**GIVEN INSTRUCTION:** In the material below, find all lines with the string "Galen" and copy them.

**DATA PROVIDED:**

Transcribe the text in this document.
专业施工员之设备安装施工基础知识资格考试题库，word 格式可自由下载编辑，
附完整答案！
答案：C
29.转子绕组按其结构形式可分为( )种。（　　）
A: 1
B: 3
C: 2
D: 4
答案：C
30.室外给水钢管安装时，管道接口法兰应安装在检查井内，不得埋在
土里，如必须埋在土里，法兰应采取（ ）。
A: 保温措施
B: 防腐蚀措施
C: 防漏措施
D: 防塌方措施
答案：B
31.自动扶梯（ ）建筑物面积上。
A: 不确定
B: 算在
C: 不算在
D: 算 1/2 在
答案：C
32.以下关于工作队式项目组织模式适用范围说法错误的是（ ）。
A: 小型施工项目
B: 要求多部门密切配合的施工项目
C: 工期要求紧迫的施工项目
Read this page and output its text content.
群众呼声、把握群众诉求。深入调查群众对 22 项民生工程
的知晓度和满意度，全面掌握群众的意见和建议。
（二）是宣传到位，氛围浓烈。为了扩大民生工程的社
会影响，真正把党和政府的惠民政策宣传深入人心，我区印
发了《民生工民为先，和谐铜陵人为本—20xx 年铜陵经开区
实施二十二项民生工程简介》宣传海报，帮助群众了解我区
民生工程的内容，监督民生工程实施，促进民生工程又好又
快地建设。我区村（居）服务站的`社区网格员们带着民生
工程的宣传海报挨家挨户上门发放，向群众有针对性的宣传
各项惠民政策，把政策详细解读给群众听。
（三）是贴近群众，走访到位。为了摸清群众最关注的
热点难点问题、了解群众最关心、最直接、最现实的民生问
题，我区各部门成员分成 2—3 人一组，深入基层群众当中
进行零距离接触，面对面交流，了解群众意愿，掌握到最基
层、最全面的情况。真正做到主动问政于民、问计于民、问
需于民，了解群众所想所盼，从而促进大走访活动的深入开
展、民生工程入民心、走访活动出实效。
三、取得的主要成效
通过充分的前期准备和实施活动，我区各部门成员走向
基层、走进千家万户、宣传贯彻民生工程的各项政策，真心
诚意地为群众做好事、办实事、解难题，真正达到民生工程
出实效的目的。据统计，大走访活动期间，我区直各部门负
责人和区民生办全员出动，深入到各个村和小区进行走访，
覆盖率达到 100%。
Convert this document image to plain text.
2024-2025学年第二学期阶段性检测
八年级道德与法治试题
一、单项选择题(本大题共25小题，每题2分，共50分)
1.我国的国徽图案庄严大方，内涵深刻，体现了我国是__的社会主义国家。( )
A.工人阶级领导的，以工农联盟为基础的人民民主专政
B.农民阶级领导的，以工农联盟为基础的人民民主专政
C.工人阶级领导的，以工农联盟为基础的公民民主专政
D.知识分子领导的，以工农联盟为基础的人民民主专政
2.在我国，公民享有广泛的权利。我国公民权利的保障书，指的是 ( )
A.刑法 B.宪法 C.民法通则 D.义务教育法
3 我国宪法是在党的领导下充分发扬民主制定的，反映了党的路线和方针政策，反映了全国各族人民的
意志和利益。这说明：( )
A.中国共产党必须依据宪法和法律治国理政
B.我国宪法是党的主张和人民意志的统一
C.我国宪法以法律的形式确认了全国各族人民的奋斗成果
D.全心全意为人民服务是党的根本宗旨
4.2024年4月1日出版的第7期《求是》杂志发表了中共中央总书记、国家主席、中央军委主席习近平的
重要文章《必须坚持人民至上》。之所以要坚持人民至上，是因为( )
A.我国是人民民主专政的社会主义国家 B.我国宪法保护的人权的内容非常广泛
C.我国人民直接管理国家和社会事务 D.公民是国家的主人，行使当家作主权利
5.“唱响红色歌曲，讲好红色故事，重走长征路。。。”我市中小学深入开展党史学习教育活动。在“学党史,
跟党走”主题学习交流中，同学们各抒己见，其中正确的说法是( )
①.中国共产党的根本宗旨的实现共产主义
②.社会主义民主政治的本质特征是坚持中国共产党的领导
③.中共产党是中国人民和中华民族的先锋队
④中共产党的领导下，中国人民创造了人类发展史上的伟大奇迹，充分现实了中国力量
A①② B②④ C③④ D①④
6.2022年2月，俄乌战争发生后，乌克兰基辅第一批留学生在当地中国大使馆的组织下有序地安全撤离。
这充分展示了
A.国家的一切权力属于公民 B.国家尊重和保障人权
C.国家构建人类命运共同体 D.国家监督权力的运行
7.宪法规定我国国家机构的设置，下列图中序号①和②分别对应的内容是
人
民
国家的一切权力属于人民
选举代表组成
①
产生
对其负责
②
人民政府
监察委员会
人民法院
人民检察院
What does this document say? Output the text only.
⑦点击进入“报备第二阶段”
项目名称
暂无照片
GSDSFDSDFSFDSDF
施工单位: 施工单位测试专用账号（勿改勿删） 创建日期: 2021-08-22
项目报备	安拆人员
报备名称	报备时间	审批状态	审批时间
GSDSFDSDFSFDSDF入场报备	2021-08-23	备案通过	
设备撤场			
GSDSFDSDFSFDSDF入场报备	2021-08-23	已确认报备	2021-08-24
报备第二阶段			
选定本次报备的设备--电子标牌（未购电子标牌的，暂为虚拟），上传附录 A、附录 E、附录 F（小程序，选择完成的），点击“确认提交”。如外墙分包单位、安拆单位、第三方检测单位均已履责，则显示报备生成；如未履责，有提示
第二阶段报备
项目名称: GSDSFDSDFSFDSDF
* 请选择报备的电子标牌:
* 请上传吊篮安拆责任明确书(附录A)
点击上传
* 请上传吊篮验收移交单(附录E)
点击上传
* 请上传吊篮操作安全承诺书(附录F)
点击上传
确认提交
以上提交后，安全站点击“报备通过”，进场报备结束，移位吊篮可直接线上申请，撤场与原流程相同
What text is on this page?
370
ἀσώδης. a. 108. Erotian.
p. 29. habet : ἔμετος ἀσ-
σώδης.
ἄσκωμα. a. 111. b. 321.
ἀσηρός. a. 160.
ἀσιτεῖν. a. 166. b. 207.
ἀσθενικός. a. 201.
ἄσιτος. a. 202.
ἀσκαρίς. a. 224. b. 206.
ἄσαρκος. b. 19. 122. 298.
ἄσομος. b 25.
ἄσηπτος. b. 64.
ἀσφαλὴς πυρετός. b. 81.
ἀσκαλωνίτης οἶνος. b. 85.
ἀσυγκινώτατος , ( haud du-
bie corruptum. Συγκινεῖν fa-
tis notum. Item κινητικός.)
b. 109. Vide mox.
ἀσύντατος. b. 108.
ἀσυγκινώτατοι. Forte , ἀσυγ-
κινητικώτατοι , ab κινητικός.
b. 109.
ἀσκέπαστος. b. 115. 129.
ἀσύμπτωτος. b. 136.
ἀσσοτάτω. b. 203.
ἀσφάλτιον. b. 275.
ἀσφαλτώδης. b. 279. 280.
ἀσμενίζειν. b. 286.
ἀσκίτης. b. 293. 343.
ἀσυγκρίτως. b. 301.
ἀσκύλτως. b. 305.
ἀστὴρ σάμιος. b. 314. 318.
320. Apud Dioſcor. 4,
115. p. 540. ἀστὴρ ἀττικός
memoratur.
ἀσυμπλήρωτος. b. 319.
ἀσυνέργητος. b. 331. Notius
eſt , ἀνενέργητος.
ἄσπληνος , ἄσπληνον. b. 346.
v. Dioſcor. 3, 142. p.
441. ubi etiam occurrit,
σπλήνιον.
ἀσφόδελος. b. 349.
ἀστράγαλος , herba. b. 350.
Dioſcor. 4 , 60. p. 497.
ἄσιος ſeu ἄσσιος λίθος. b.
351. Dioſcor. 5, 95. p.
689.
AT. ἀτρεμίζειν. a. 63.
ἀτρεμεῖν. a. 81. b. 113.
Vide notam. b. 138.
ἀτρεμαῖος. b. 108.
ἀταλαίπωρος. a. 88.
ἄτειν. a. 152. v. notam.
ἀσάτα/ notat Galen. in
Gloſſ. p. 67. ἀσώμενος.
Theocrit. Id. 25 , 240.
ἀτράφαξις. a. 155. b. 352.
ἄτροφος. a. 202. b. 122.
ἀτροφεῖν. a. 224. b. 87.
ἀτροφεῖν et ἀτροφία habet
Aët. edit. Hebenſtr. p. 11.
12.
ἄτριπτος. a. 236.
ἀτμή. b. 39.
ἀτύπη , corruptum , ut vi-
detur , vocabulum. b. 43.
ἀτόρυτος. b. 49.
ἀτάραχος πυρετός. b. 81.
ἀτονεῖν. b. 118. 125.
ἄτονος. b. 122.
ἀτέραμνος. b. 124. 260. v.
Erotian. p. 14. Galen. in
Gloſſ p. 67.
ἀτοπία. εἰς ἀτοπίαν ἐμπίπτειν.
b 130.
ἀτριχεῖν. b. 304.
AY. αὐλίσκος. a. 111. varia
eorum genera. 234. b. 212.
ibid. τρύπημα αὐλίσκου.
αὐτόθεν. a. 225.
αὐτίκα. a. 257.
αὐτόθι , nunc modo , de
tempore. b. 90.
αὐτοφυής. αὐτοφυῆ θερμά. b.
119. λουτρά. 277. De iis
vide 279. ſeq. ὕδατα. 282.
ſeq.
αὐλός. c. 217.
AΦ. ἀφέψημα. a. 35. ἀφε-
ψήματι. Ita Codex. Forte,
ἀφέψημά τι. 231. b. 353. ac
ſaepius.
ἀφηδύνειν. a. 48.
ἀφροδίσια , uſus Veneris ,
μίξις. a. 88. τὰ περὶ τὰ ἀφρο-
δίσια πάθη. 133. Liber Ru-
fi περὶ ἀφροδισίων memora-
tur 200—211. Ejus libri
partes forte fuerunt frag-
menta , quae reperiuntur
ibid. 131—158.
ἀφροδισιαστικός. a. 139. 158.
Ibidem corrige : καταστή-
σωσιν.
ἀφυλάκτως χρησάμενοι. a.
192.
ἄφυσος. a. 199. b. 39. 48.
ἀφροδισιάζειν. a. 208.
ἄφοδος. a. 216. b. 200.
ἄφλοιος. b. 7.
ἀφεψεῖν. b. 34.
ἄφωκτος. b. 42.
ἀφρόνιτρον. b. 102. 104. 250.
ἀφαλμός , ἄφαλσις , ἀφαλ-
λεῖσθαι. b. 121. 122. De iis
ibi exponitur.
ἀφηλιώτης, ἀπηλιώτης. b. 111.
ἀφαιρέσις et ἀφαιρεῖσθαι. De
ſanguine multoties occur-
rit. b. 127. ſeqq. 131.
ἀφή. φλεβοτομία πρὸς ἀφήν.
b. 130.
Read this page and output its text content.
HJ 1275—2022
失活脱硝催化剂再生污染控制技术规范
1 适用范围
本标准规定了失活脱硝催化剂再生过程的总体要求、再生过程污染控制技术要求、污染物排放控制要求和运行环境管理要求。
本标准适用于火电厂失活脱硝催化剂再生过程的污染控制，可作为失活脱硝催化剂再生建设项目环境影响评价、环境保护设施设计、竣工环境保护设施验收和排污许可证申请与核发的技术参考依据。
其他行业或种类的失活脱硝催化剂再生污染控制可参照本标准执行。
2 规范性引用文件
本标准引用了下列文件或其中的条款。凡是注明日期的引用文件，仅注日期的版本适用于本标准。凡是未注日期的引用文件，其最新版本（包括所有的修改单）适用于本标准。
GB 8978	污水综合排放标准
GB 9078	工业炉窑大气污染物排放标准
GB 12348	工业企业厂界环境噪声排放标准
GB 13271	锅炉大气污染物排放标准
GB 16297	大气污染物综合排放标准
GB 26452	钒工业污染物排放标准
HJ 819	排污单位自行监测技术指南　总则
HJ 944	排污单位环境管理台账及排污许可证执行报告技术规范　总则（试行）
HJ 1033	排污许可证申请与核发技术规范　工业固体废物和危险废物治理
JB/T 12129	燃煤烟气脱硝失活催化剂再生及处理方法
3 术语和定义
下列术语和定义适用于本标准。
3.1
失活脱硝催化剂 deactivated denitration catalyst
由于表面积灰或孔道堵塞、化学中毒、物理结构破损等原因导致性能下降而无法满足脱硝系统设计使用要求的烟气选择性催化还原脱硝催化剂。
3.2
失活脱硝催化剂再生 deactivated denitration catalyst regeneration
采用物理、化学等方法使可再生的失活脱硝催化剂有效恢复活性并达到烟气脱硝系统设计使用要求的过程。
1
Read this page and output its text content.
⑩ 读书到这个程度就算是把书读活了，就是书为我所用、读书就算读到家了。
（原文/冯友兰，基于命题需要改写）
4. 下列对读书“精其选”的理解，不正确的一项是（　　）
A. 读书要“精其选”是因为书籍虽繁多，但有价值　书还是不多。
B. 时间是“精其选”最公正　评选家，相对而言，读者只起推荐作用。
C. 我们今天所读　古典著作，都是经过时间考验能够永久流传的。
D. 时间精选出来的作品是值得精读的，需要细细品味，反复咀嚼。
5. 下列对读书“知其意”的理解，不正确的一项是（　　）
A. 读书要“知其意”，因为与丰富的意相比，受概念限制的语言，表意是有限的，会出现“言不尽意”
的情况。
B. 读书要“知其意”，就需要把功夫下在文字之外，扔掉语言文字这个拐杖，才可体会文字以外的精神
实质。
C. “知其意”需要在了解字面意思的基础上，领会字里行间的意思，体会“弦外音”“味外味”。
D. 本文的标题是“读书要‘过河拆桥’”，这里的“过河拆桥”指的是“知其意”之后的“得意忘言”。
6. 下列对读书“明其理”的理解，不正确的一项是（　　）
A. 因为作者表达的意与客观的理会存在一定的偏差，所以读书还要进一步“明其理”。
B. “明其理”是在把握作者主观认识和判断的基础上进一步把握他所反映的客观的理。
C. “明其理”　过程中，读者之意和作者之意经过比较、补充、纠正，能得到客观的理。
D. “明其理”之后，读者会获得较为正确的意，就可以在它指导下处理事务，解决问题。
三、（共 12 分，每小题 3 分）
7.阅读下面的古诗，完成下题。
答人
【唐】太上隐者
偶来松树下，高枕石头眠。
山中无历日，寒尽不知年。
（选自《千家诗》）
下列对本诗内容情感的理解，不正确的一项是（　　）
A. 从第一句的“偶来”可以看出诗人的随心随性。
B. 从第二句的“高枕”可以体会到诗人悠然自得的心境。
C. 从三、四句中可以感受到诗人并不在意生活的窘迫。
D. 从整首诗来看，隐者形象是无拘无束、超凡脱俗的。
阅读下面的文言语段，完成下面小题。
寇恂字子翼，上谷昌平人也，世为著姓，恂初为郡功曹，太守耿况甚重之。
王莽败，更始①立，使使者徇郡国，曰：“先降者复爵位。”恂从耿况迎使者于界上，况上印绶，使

**IN RESPONSE:**
ἀσάτα/ notat Galen. in
Erotian. p. 14. Galen. in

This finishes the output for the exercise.